** start of Data section **
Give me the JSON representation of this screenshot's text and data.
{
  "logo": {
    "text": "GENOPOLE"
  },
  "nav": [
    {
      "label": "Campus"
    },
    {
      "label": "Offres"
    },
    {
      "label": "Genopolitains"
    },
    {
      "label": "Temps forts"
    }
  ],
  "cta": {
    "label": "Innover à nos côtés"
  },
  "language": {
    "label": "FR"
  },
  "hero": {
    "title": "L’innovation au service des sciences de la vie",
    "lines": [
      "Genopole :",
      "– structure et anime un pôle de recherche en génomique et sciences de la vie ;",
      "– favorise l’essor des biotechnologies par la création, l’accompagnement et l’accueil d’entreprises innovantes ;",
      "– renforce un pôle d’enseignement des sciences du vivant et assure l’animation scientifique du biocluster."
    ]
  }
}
** end of Data section **
Written instruction: Read through the data and copy every line where "label" shows up.

Reply to the task:
      "label": "Campus"
      "label": "Offres"
      "label": "Genopolitains"
      "label": "Temps forts"
    "label": "Innover à nos côtés"
    "label": "FR"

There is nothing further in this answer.